▸ What to work on
Write out all of the entries that follow, word for word, but skip the pictures.

[Figure dataset records]
--- START ---
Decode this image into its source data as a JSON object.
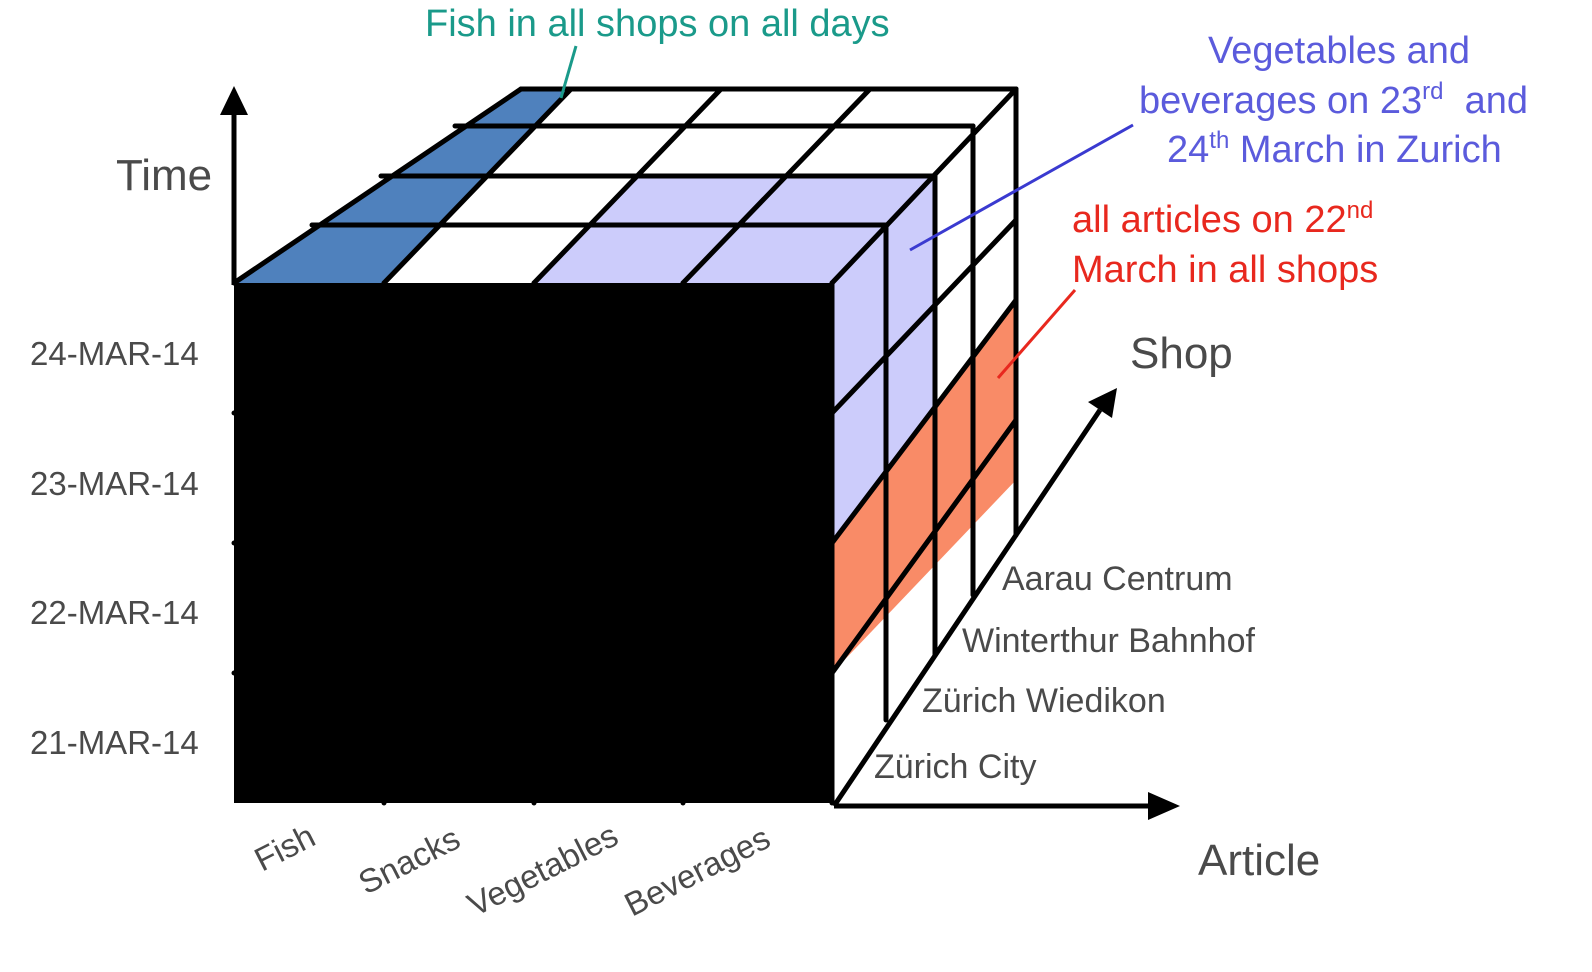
{
  "axes": {
    "time": "Time",
    "shop": "Shop",
    "article": "Article"
  },
  "time_values": [
    "24-MAR-14",
    "23-MAR-14",
    "22-MAR-14",
    "21-MAR-14"
  ],
  "articles": [
    "Fish",
    "Snacks",
    "Vegetables",
    "Beverages"
  ],
  "shops": [
    "Aarau Centrum",
    "Winterthur Bahnhof",
    "Zürich Wiedikon",
    "Zürich City"
  ],
  "annotations": {
    "fish": {
      "text": "Fish in all shops on all days",
      "color": "#1a9a8a"
    },
    "vegetables": {
      "line1": "Vegetables and",
      "line2_main": "beverages on 23",
      "line2_sup": "rd",
      "line2_end": "  and",
      "line3_main": "24",
      "line3_sup": "th",
      "line3_end": " March in Zurich",
      "color": "#5b5bdc"
    },
    "articles22": {
      "line1_main": "all articles on 22",
      "line1_sup": "nd",
      "line2": "March in all shops",
      "color": "#e8281e"
    }
  },
  "colors": {
    "fish": "#4f81bd",
    "lavender": "#ccccfb",
    "salmon": "#f98b67",
    "line": "#000000"
  }
}
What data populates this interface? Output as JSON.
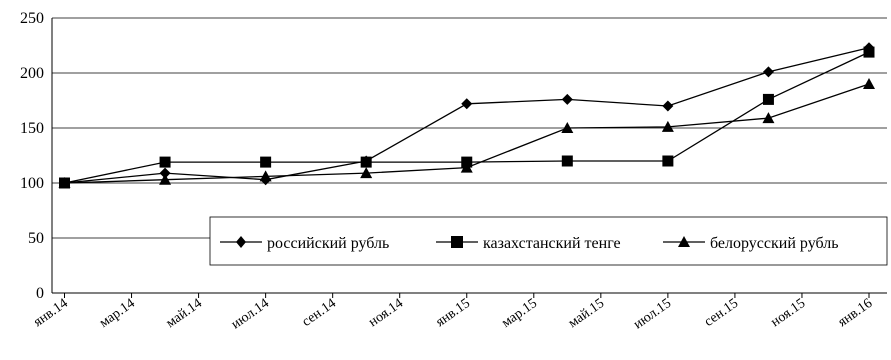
{
  "chart_data": {
    "type": "line",
    "title": "",
    "xlabel": "",
    "ylabel": "",
    "ylim": [
      0,
      250
    ],
    "yticks": [
      0,
      50,
      100,
      150,
      200,
      250
    ],
    "x_tick_labels": [
      "янв.14",
      "мар.14",
      "май.14",
      "июл.14",
      "сен.14",
      "ноя.14",
      "янв.15",
      "мар.15",
      "май.15",
      "июл.15",
      "сен.15",
      "ноя.15",
      "янв.16"
    ],
    "grid": true,
    "legend_position": "bottom-right",
    "series": [
      {
        "name": "российский рубль",
        "marker": "diamond",
        "x": [
          "янв.14",
          "апр.14",
          "июл.14",
          "окт.14",
          "янв.15",
          "апр.15",
          "июл.15",
          "окт.15",
          "янв.16"
        ],
        "values": [
          100,
          109,
          103,
          120,
          172,
          176,
          170,
          201,
          223
        ]
      },
      {
        "name": "казахстанский тенге",
        "marker": "square",
        "x": [
          "янв.14",
          "апр.14",
          "июл.14",
          "окт.14",
          "янв.15",
          "апр.15",
          "июл.15",
          "окт.15",
          "янв.16"
        ],
        "values": [
          100,
          119,
          119,
          119,
          119,
          120,
          120,
          176,
          219
        ]
      },
      {
        "name": "белорусский рубль",
        "marker": "triangle",
        "x": [
          "янв.14",
          "апр.14",
          "июл.14",
          "окт.14",
          "янв.15",
          "апр.15",
          "июл.15",
          "окт.15",
          "янв.16"
        ],
        "values": [
          100,
          103,
          106,
          109,
          114,
          150,
          151,
          159,
          190
        ]
      }
    ]
  }
}
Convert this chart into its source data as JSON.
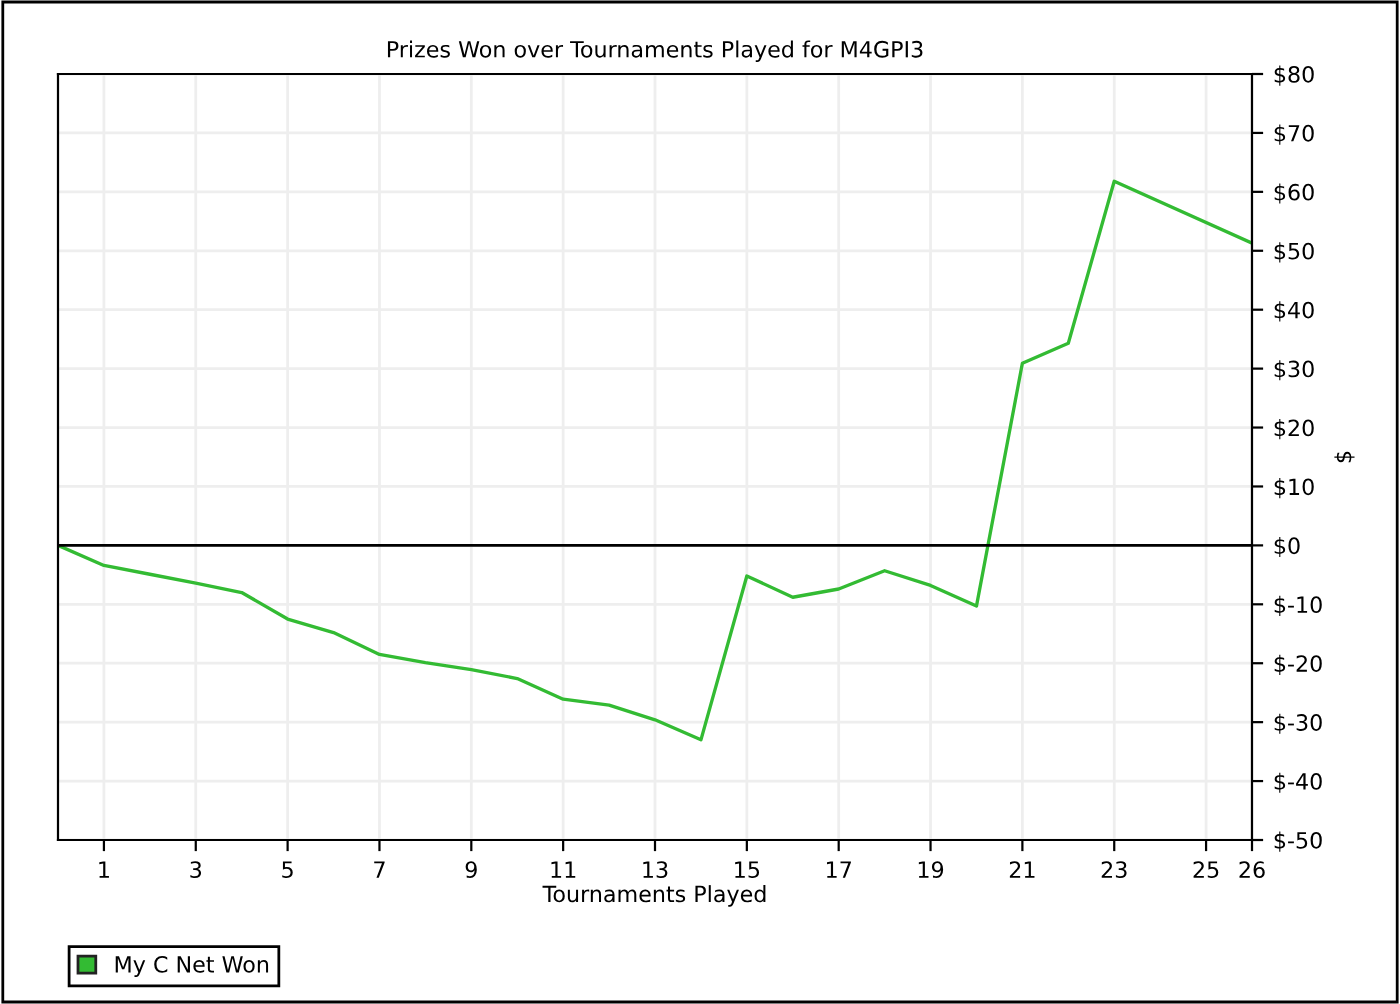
{
  "chart_data": {
    "type": "line",
    "title": "Prizes Won over Tournaments Played for M4GPI3",
    "xlabel": "Tournaments Played",
    "ylabel": "$",
    "x": [
      0,
      1,
      2,
      3,
      4,
      5,
      6,
      7,
      8,
      9,
      10,
      11,
      12,
      13,
      14,
      15,
      16,
      17,
      18,
      19,
      20,
      21,
      22,
      23,
      26
    ],
    "series": [
      {
        "name": "My C Net Won",
        "color": "#33bb33",
        "values": [
          0,
          -3.4,
          -4.9,
          -6.4,
          -8.0,
          -12.5,
          -14.8,
          -18.5,
          -19.9,
          -21.1,
          -22.6,
          -26.1,
          -27.1,
          -29.6,
          -33.0,
          -5.2,
          -8.8,
          -7.4,
          -4.3,
          -6.8,
          -10.3,
          30.9,
          34.3,
          61.8,
          51.3
        ]
      }
    ],
    "xlim": [
      0,
      26
    ],
    "xticks": [
      1,
      3,
      5,
      7,
      9,
      11,
      13,
      15,
      17,
      19,
      21,
      23,
      25,
      26
    ],
    "ylim": [
      -50,
      80
    ],
    "yticks": [
      {
        "value": -50,
        "label": "$-50"
      },
      {
        "value": -40,
        "label": "$-40"
      },
      {
        "value": -30,
        "label": "$-30"
      },
      {
        "value": -20,
        "label": "$-20"
      },
      {
        "value": -10,
        "label": "$-10"
      },
      {
        "value": 0,
        "label": "$0"
      },
      {
        "value": 10,
        "label": "$10"
      },
      {
        "value": 20,
        "label": "$20"
      },
      {
        "value": 30,
        "label": "$30"
      },
      {
        "value": 40,
        "label": "$40"
      },
      {
        "value": 50,
        "label": "$50"
      },
      {
        "value": 60,
        "label": "$60"
      },
      {
        "value": 70,
        "label": "$70"
      },
      {
        "value": 80,
        "label": "$80"
      }
    ],
    "ref_lines": [
      {
        "axis": "y",
        "value": 0,
        "color": "#000000"
      }
    ],
    "grid": true,
    "legend": "bottom left",
    "marker": "none",
    "line_style": "solid"
  }
}
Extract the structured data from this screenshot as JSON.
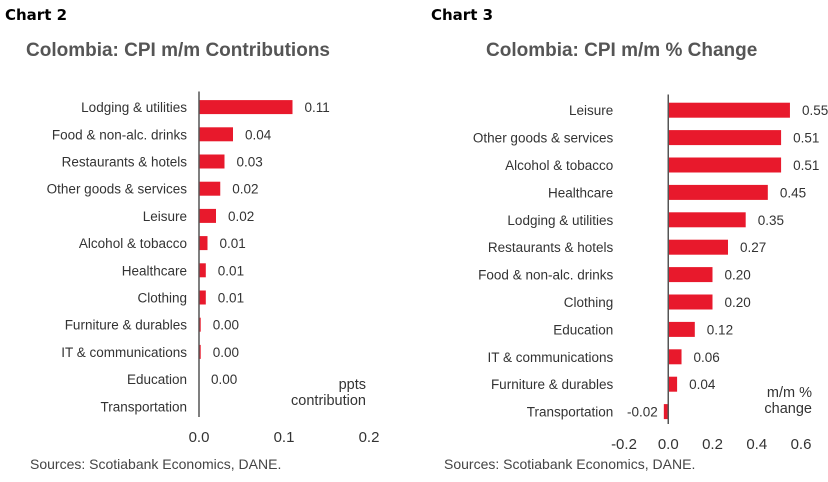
{
  "panels": [
    {
      "label": "Chart 2",
      "source": "Sources: Scotiabank Economics, DANE."
    },
    {
      "label": "Chart 3",
      "source": "Sources: Scotiabank Economics, DANE."
    }
  ],
  "colors": {
    "bar": "#e8192c",
    "axis": "#555555",
    "text": "#333333"
  },
  "chart_data": [
    {
      "type": "bar",
      "orientation": "horizontal",
      "title": "Colombia: CPI m/m Contributions",
      "unit_label": [
        "ppts",
        "contribution"
      ],
      "categories": [
        "Lodging & utilities",
        "Food & non-alc. drinks",
        "Restaurants & hotels",
        "Other goods & services",
        "Leisure",
        "Alcohol & tobacco",
        "Healthcare",
        "Clothing",
        "Furniture & durables",
        "IT & communications",
        "Education",
        "Transportation"
      ],
      "values": [
        0.11,
        0.04,
        0.03,
        0.025,
        0.02,
        0.01,
        0.008,
        0.008,
        0.002,
        0.002,
        0,
        0
      ],
      "data_labels": [
        "0.11",
        "0.04",
        "0.03",
        "0.02",
        "0.02",
        "0.01",
        "0.01",
        "0.01",
        "0.00",
        "0.00",
        "0.00",
        ""
      ],
      "xlim": [
        0,
        0.2
      ],
      "xticks": [
        "0.0",
        "0.1",
        "0.2"
      ],
      "grid": false,
      "legend": "none"
    },
    {
      "type": "bar",
      "orientation": "horizontal",
      "title": "Colombia: CPI m/m % Change",
      "unit_label": [
        "m/m %",
        "change"
      ],
      "categories": [
        "Leisure",
        "Other goods & services",
        "Alcohol & tobacco",
        "Healthcare",
        "Lodging & utilities",
        "Restaurants & hotels",
        "Food & non-alc. drinks",
        "Clothing",
        "Education",
        "IT & communications",
        "Furniture & durables",
        "Transportation"
      ],
      "values": [
        0.55,
        0.51,
        0.51,
        0.45,
        0.35,
        0.27,
        0.2,
        0.2,
        0.12,
        0.06,
        0.04,
        -0.02
      ],
      "data_labels": [
        "0.55",
        "0.51",
        "0.51",
        "0.45",
        "0.35",
        "0.27",
        "0.20",
        "0.20",
        "0.12",
        "0.06",
        "0.04",
        "-0.02"
      ],
      "xlim": [
        -0.2,
        0.6
      ],
      "xticks": [
        "-0.2",
        "0.0",
        "0.2",
        "0.4",
        "0.6"
      ],
      "grid": false,
      "legend": "none"
    }
  ]
}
--- END ---
▸ Written response
Decode this image into its source data as a JSON object.
{
  "axes": {
    "time": "Time",
    "shop": "Shop",
    "article": "Article"
  },
  "time_values": [
    "24-MAR-14",
    "23-MAR-14",
    "22-MAR-14",
    "21-MAR-14"
  ],
  "articles": [
    "Fish",
    "Snacks",
    "Vegetables",
    "Beverages"
  ],
  "shops": [
    "Aarau Centrum",
    "Winterthur Bahnhof",
    "Zürich Wiedikon",
    "Zürich City"
  ],
  "annotations": {
    "fish": {
      "text": "Fish in all shops on all days",
      "color": "#1a9a8a"
    },
    "vegetables": {
      "line1": "Vegetables and",
      "line2_main": "beverages on 23",
      "line2_sup": "rd",
      "line2_end": "  and",
      "line3_main": "24",
      "line3_sup": "th",
      "line3_end": " March in Zurich",
      "color": "#5b5bdc"
    },
    "articles22": {
      "line1_main": "all articles on 22",
      "line1_sup": "nd",
      "line2": "March in all shops",
      "color": "#e8281e"
    }
  },
  "colors": {
    "fish": "#4f81bd",
    "lavender": "#ccccfb",
    "salmon": "#f98b67",
    "line": "#000000"
  }
}
What data populates this interface? Output as JSON.
{
  "chart_data": {
    "type": "line",
    "title": "",
    "xlabel": "",
    "ylabel": "",
    "ylim": [
      0,
      250
    ],
    "yticks": [
      0,
      50,
      100,
      150,
      200,
      250
    ],
    "x_tick_labels": [
      "янв.14",
      "мар.14",
      "май.14",
      "июл.14",
      "сен.14",
      "ноя.14",
      "янв.15",
      "мар.15",
      "май.15",
      "июл.15",
      "сен.15",
      "ноя.15",
      "янв.16"
    ],
    "grid": true,
    "legend_position": "bottom-right",
    "series": [
      {
        "name": "российский рубль",
        "marker": "diamond",
        "x": [
          "янв.14",
          "апр.14",
          "июл.14",
          "окт.14",
          "янв.15",
          "апр.15",
          "июл.15",
          "окт.15",
          "янв.16"
        ],
        "values": [
          100,
          109,
          103,
          120,
          172,
          176,
          170,
          201,
          223
        ]
      },
      {
        "name": "казахстанский тенге",
        "marker": "square",
        "x": [
          "янв.14",
          "апр.14",
          "июл.14",
          "окт.14",
          "янв.15",
          "апр.15",
          "июл.15",
          "окт.15",
          "янв.16"
        ],
        "values": [
          100,
          119,
          119,
          119,
          119,
          120,
          120,
          176,
          219
        ]
      },
      {
        "name": "белорусский рубль",
        "marker": "triangle",
        "x": [
          "янв.14",
          "апр.14",
          "июл.14",
          "окт.14",
          "янв.15",
          "апр.15",
          "июл.15",
          "окт.15",
          "янв.16"
        ],
        "values": [
          100,
          103,
          106,
          109,
          114,
          150,
          151,
          159,
          190
        ]
      }
    ]
  }
}
Convert this chart into its source data as JSON.
{
  "chart_data": {
    "type": "line",
    "title": "Prizes Won over Tournaments Played for M4GPI3",
    "xlabel": "Tournaments Played",
    "ylabel": "$",
    "x": [
      0,
      1,
      2,
      3,
      4,
      5,
      6,
      7,
      8,
      9,
      10,
      11,
      12,
      13,
      14,
      15,
      16,
      17,
      18,
      19,
      20,
      21,
      22,
      23,
      26
    ],
    "series": [
      {
        "name": "My C Net Won",
        "color": "#33bb33",
        "values": [
          0,
          -3.4,
          -4.9,
          -6.4,
          -8.0,
          -12.5,
          -14.8,
          -18.5,
          -19.9,
          -21.1,
          -22.6,
          -26.1,
          -27.1,
          -29.6,
          -33.0,
          -5.2,
          -8.8,
          -7.4,
          -4.3,
          -6.8,
          -10.3,
          30.9,
          34.3,
          61.8,
          51.3
        ]
      }
    ],
    "xlim": [
      0,
      26
    ],
    "xticks": [
      1,
      3,
      5,
      7,
      9,
      11,
      13,
      15,
      17,
      19,
      21,
      23,
      25,
      26
    ],
    "ylim": [
      -50,
      80
    ],
    "yticks": [
      {
        "value": -50,
        "label": "$-50"
      },
      {
        "value": -40,
        "label": "$-40"
      },
      {
        "value": -30,
        "label": "$-30"
      },
      {
        "value": -20,
        "label": "$-20"
      },
      {
        "value": -10,
        "label": "$-10"
      },
      {
        "value": 0,
        "label": "$0"
      },
      {
        "value": 10,
        "label": "$10"
      },
      {
        "value": 20,
        "label": "$20"
      },
      {
        "value": 30,
        "label": "$30"
      },
      {
        "value": 40,
        "label": "$40"
      },
      {
        "value": 50,
        "label": "$50"
      },
      {
        "value": 60,
        "label": "$60"
      },
      {
        "value": 70,
        "label": "$70"
      },
      {
        "value": 80,
        "label": "$80"
      }
    ],
    "ref_lines": [
      {
        "axis": "y",
        "value": 0,
        "color": "#000000"
      }
    ],
    "grid": true,
    "legend": "bottom left",
    "marker": "none",
    "line_style": "solid"
  }
}
Extract the structured data from this screenshot as JSON.
{
  "panels": [
    {
      "label": "Chart 2",
      "source": "Sources: Scotiabank Economics, DANE."
    },
    {
      "label": "Chart 3",
      "source": "Sources: Scotiabank Economics, DANE."
    }
  ],
  "colors": {
    "bar": "#e8192c",
    "axis": "#555555",
    "text": "#333333"
  },
  "chart_data": [
    {
      "type": "bar",
      "orientation": "horizontal",
      "title": "Colombia: CPI m/m Contributions",
      "unit_label": [
        "ppts",
        "contribution"
      ],
      "categories": [
        "Lodging & utilities",
        "Food & non-alc. drinks",
        "Restaurants & hotels",
        "Other goods & services",
        "Leisure",
        "Alcohol & tobacco",
        "Healthcare",
        "Clothing",
        "Furniture & durables",
        "IT & communications",
        "Education",
        "Transportation"
      ],
      "values": [
        0.11,
        0.04,
        0.03,
        0.025,
        0.02,
        0.01,
        0.008,
        0.008,
        0.002,
        0.002,
        0,
        0
      ],
      "data_labels": [
        "0.11",
        "0.04",
        "0.03",
        "0.02",
        "0.02",
        "0.01",
        "0.01",
        "0.01",
        "0.00",
        "0.00",
        "0.00",
        ""
      ],
      "xlim": [
        0,
        0.2
      ],
      "xticks": [
        "0.0",
        "0.1",
        "0.2"
      ],
      "grid": false,
      "legend": "none"
    },
    {
      "type": "bar",
      "orientation": "horizontal",
      "title": "Colombia: CPI m/m % Change",
      "unit_label": [
        "m/m %",
        "change"
      ],
      "categories": [
        "Leisure",
        "Other goods & services",
        "Alcohol & tobacco",
        "Healthcare",
        "Lodging & utilities",
        "Restaurants & hotels",
        "Food & non-alc. drinks",
        "Clothing",
        "Education",
        "IT & communications",
        "Furniture & durables",
        "Transportation"
      ],
      "values": [
        0.55,
        0.51,
        0.51,
        0.45,
        0.35,
        0.27,
        0.2,
        0.2,
        0.12,
        0.06,
        0.04,
        -0.02
      ],
      "data_labels": [
        "0.55",
        "0.51",
        "0.51",
        "0.45",
        "0.35",
        "0.27",
        "0.20",
        "0.20",
        "0.12",
        "0.06",
        "0.04",
        "-0.02"
      ],
      "xlim": [
        -0.2,
        0.6
      ],
      "xticks": [
        "-0.2",
        "0.0",
        "0.2",
        "0.4",
        "0.6"
      ],
      "grid": false,
      "legend": "none"
    }
  ]
}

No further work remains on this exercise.